— Task brief —
Each entry here needs to be set down again exactly, please; pictures are left out.

##### Stored rows

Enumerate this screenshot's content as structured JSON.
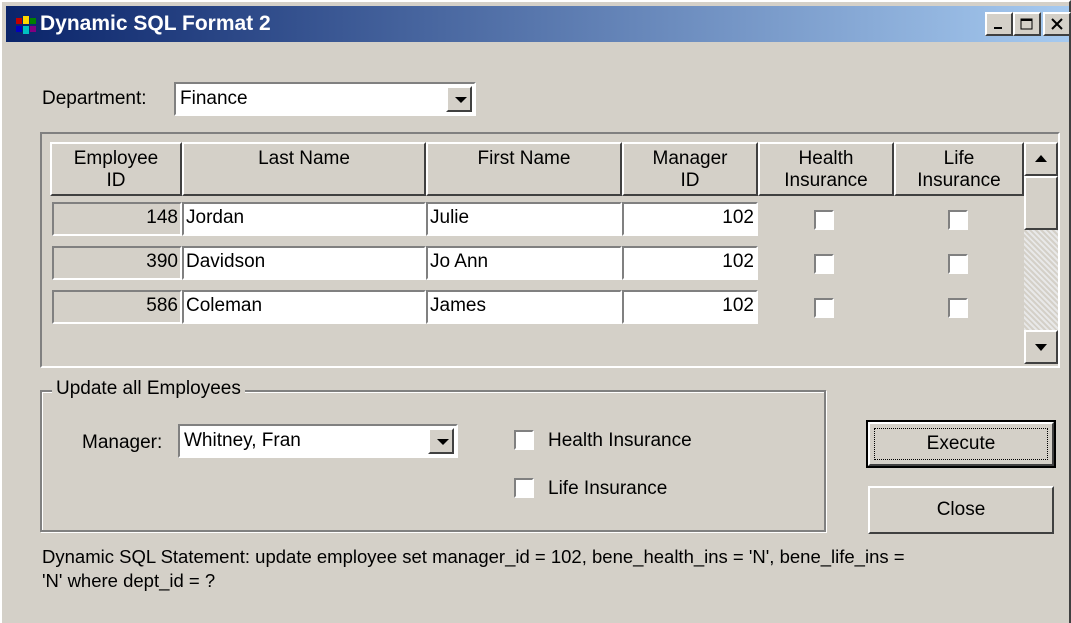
{
  "window": {
    "title": "Dynamic SQL Format 2",
    "controls": {
      "minimize": "_",
      "maximize": "□",
      "close": "x"
    }
  },
  "department": {
    "label": "Department:",
    "value": "Finance"
  },
  "grid": {
    "columns": [
      {
        "line1": "Employee",
        "line2": "ID"
      },
      {
        "line1": "Last Name",
        "line2": ""
      },
      {
        "line1": "First Name",
        "line2": ""
      },
      {
        "line1": "Manager",
        "line2": "ID"
      },
      {
        "line1": "Health",
        "line2": "Insurance"
      },
      {
        "line1": "Life",
        "line2": "Insurance"
      }
    ],
    "rows": [
      {
        "employee_id": "148",
        "last_name": "Jordan",
        "first_name": "Julie",
        "manager_id": "102",
        "health": false,
        "life": false
      },
      {
        "employee_id": "390",
        "last_name": "Davidson",
        "first_name": "Jo Ann",
        "manager_id": "102",
        "health": false,
        "life": false
      },
      {
        "employee_id": "586",
        "last_name": "Coleman",
        "first_name": "James",
        "manager_id": "102",
        "health": false,
        "life": false
      }
    ]
  },
  "update_group": {
    "title": "Update all Employees",
    "manager_label": "Manager:",
    "manager_value": "Whitney, Fran",
    "health_label": "Health Insurance",
    "health_checked": false,
    "life_label": "Life Insurance",
    "life_checked": false
  },
  "buttons": {
    "execute": "Execute",
    "close": "Close"
  },
  "statement": {
    "line1": "Dynamic SQL Statement:  update employee set manager_id = 102, bene_health_ins = 'N', bene_life_ins =",
    "line2": "'N' where dept_id = ?"
  }
}
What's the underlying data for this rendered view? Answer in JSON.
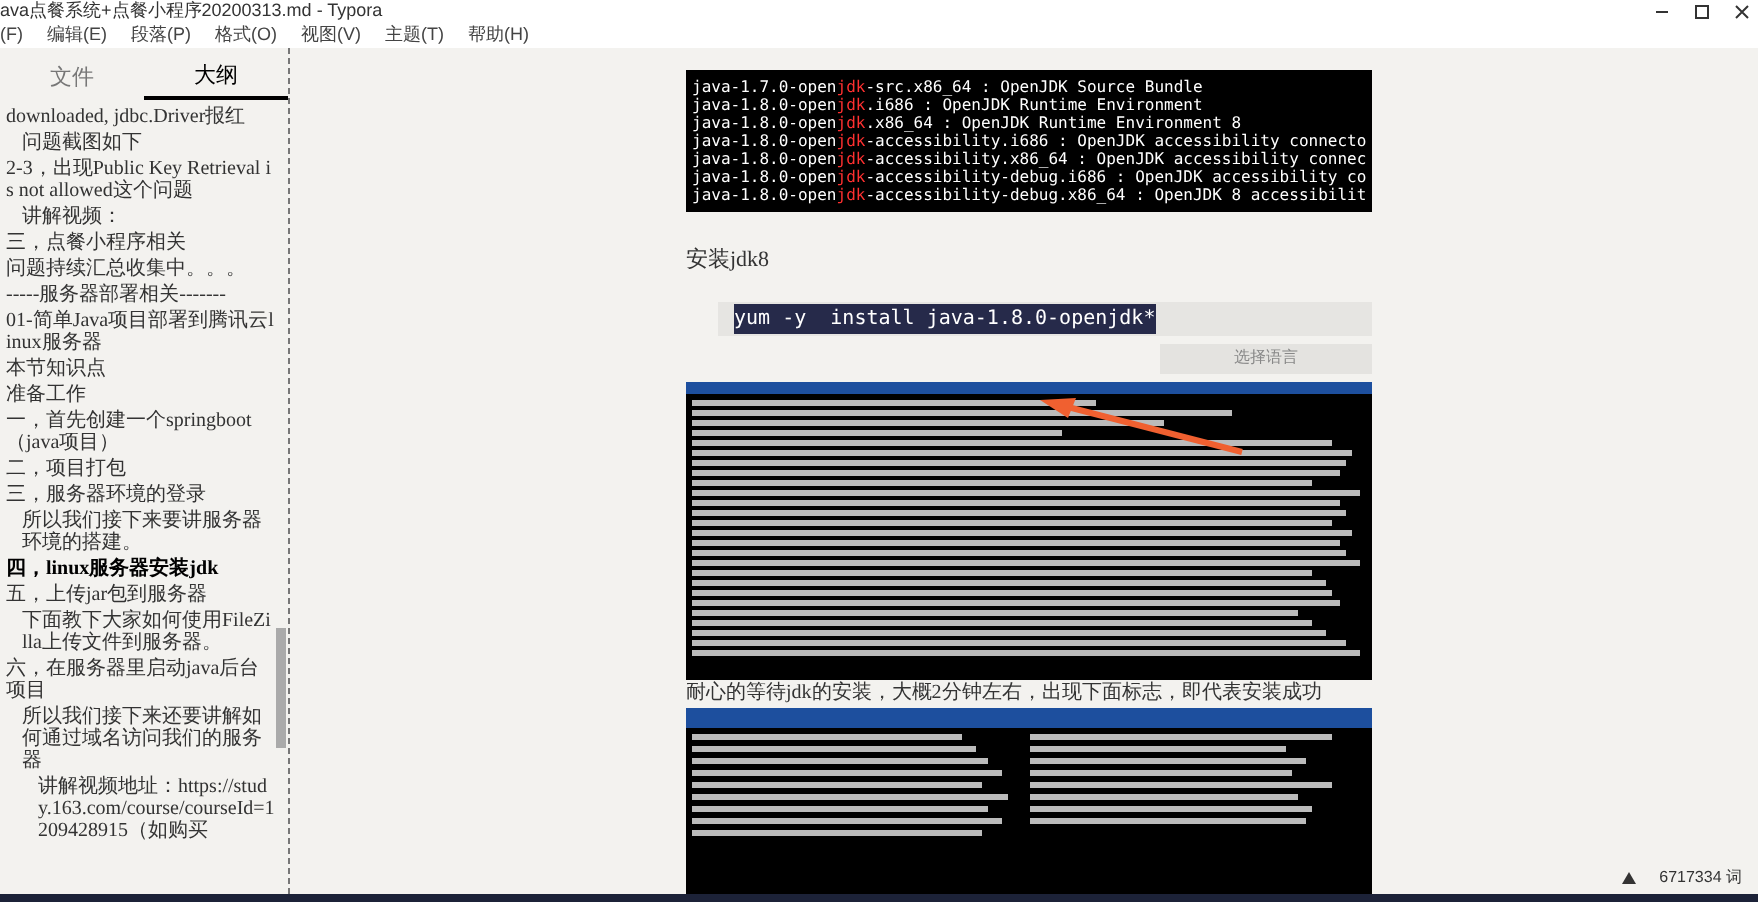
{
  "window": {
    "title": "ava点餐系统+点餐小程序20200313.md - Typora"
  },
  "menu": [
    "(F)",
    "编辑(E)",
    "段落(P)",
    "格式(O)",
    "视图(V)",
    "主题(T)",
    "帮助(H)"
  ],
  "sidebar": {
    "tabs": [
      {
        "label": "文件",
        "selected": false
      },
      {
        "label": "大纲",
        "selected": true
      }
    ],
    "items": [
      {
        "text": "downloaded, jdbc.Driver报红",
        "selected": false,
        "children": [
          {
            "text": "问题截图如下",
            "selected": false
          }
        ]
      },
      {
        "text": "2-3，出现Public Key Retrieval is not allowed这个问题",
        "selected": false,
        "children": [
          {
            "text": "讲解视频：",
            "selected": false
          }
        ]
      },
      {
        "text": "三，点餐小程序相关",
        "selected": false
      },
      {
        "text": "问题持续汇总收集中。。。",
        "selected": false
      },
      {
        "text": "-----服务器部署相关-------",
        "selected": false
      },
      {
        "text": "01-简单Java项目部署到腾讯云linux服务器",
        "selected": false
      },
      {
        "text": "本节知识点",
        "selected": false
      },
      {
        "text": "准备工作",
        "selected": false
      },
      {
        "text": "一，首先创建一个springboot（java项目）",
        "selected": false
      },
      {
        "text": "二，项目打包",
        "selected": false
      },
      {
        "text": "三，服务器环境的登录",
        "selected": false,
        "children": [
          {
            "text": "所以我们接下来要讲服务器环境的搭建。",
            "selected": false
          }
        ]
      },
      {
        "text": "四，linux服务器安装jdk",
        "selected": true
      },
      {
        "text": "五，上传jar包到服务器",
        "selected": false,
        "children": [
          {
            "text": "下面教下大家如何使用FileZilla上传文件到服务器。",
            "selected": false
          }
        ]
      },
      {
        "text": "六，在服务器里启动java后台项目",
        "selected": false,
        "children": [
          {
            "text": "所以我们接下来还要讲解如何通过域名访问我们的服务器",
            "selected": false,
            "children": [
              {
                "text": "讲解视频地址：https://study.163.com/course/courseId=1209428915（如购买",
                "selected": false
              }
            ]
          }
        ]
      }
    ]
  },
  "editor": {
    "terminal_lines": [
      {
        "before": "java-1.7.0-open",
        "match": "jdk",
        "after": "-src.x86_64 : OpenJDK Source Bundle"
      },
      {
        "before": "java-1.8.0-open",
        "match": "jdk",
        "after": ".i686 : OpenJDK Runtime Environment"
      },
      {
        "before": "java-1.8.0-open",
        "match": "jdk",
        "after": ".x86_64 : OpenJDK Runtime Environment 8"
      },
      {
        "before": "java-1.8.0-open",
        "match": "jdk",
        "after": "-accessibility.i686 : OpenJDK accessibility connecto"
      },
      {
        "before": "java-1.8.0-open",
        "match": "jdk",
        "after": "-accessibility.x86_64 : OpenJDK accessibility connec"
      },
      {
        "before": "java-1.8.0-open",
        "match": "jdk",
        "after": "-accessibility-debug.i686 : OpenJDK accessibility co"
      },
      {
        "before": "java-1.8.0-open",
        "match": "jdk",
        "after": "-accessibility-debug.x86_64 : OpenJDK 8 accessibilit"
      }
    ],
    "heading": "安装jdk8",
    "code": "yum -y  install java-1.8.0-openjdk*",
    "language_button": "选择语言",
    "caption": "耐心的等待jdk的安装，大概2分钟左右，出现下面标志，即代表安装成功"
  },
  "status_bar": {
    "word_count": "6717334 词"
  }
}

##########

— Written response —
Enumerate this screenshot's content as structured JSON.
{
  "window": {
    "title": "Dynamic SQL Format 2",
    "controls": {
      "minimize": "_",
      "maximize": "□",
      "close": "x"
    }
  },
  "department": {
    "label": "Department:",
    "value": "Finance"
  },
  "grid": {
    "columns": [
      {
        "line1": "Employee",
        "line2": "ID"
      },
      {
        "line1": "Last Name",
        "line2": ""
      },
      {
        "line1": "First Name",
        "line2": ""
      },
      {
        "line1": "Manager",
        "line2": "ID"
      },
      {
        "line1": "Health",
        "line2": "Insurance"
      },
      {
        "line1": "Life",
        "line2": "Insurance"
      }
    ],
    "rows": [
      {
        "employee_id": "148",
        "last_name": "Jordan",
        "first_name": "Julie",
        "manager_id": "102",
        "health": false,
        "life": false
      },
      {
        "employee_id": "390",
        "last_name": "Davidson",
        "first_name": "Jo Ann",
        "manager_id": "102",
        "health": false,
        "life": false
      },
      {
        "employee_id": "586",
        "last_name": "Coleman",
        "first_name": "James",
        "manager_id": "102",
        "health": false,
        "life": false
      }
    ]
  },
  "update_group": {
    "title": "Update all Employees",
    "manager_label": "Manager:",
    "manager_value": "Whitney, Fran",
    "health_label": "Health Insurance",
    "health_checked": false,
    "life_label": "Life Insurance",
    "life_checked": false
  },
  "buttons": {
    "execute": "Execute",
    "close": "Close"
  },
  "statement": {
    "line1": "Dynamic SQL Statement:  update employee set manager_id = 102, bene_health_ins = 'N', bene_life_ins =",
    "line2": "'N' where dept_id = ?"
  }
}
What's the underlying data for this rendered view? Answer in JSON.
{
  "window": {
    "title": "ava点餐系统+点餐小程序20200313.md - Typora"
  },
  "menu": [
    "(F)",
    "编辑(E)",
    "段落(P)",
    "格式(O)",
    "视图(V)",
    "主题(T)",
    "帮助(H)"
  ],
  "sidebar": {
    "tabs": [
      {
        "label": "文件",
        "selected": false
      },
      {
        "label": "大纲",
        "selected": true
      }
    ],
    "items": [
      {
        "text": "downloaded, jdbc.Driver报红",
        "selected": false,
        "children": [
          {
            "text": "问题截图如下",
            "selected": false
          }
        ]
      },
      {
        "text": "2-3，出现Public Key Retrieval is not allowed这个问题",
        "selected": false,
        "children": [
          {
            "text": "讲解视频：",
            "selected": false
          }
        ]
      },
      {
        "text": "三，点餐小程序相关",
        "selected": false
      },
      {
        "text": "问题持续汇总收集中。。。",
        "selected": false
      },
      {
        "text": "-----服务器部署相关-------",
        "selected": false
      },
      {
        "text": "01-简单Java项目部署到腾讯云linux服务器",
        "selected": false
      },
      {
        "text": "本节知识点",
        "selected": false
      },
      {
        "text": "准备工作",
        "selected": false
      },
      {
        "text": "一，首先创建一个springboot（java项目）",
        "selected": false
      },
      {
        "text": "二，项目打包",
        "selected": false
      },
      {
        "text": "三，服务器环境的登录",
        "selected": false,
        "children": [
          {
            "text": "所以我们接下来要讲服务器环境的搭建。",
            "selected": false
          }
        ]
      },
      {
        "text": "四，linux服务器安装jdk",
        "selected": true
      },
      {
        "text": "五，上传jar包到服务器",
        "selected": false,
        "children": [
          {
            "text": "下面教下大家如何使用FileZilla上传文件到服务器。",
            "selected": false
          }
        ]
      },
      {
        "text": "六，在服务器里启动java后台项目",
        "selected": false,
        "children": [
          {
            "text": "所以我们接下来还要讲解如何通过域名访问我们的服务器",
            "selected": false,
            "children": [
              {
                "text": "讲解视频地址：https://study.163.com/course/courseId=1209428915（如购买",
                "selected": false
              }
            ]
          }
        ]
      }
    ]
  },
  "editor": {
    "terminal_lines": [
      {
        "before": "java-1.7.0-open",
        "match": "jdk",
        "after": "-src.x86_64 : OpenJDK Source Bundle"
      },
      {
        "before": "java-1.8.0-open",
        "match": "jdk",
        "after": ".i686 : OpenJDK Runtime Environment"
      },
      {
        "before": "java-1.8.0-open",
        "match": "jdk",
        "after": ".x86_64 : OpenJDK Runtime Environment 8"
      },
      {
        "before": "java-1.8.0-open",
        "match": "jdk",
        "after": "-accessibility.i686 : OpenJDK accessibility connecto"
      },
      {
        "before": "java-1.8.0-open",
        "match": "jdk",
        "after": "-accessibility.x86_64 : OpenJDK accessibility connec"
      },
      {
        "before": "java-1.8.0-open",
        "match": "jdk",
        "after": "-accessibility-debug.i686 : OpenJDK accessibility co"
      },
      {
        "before": "java-1.8.0-open",
        "match": "jdk",
        "after": "-accessibility-debug.x86_64 : OpenJDK 8 accessibilit"
      }
    ],
    "heading": "安装jdk8",
    "code": "yum -y  install java-1.8.0-openjdk*",
    "language_button": "选择语言",
    "caption": "耐心的等待jdk的安装，大概2分钟左右，出现下面标志，即代表安装成功"
  },
  "status_bar": {
    "word_count": "6717334 词"
  }
}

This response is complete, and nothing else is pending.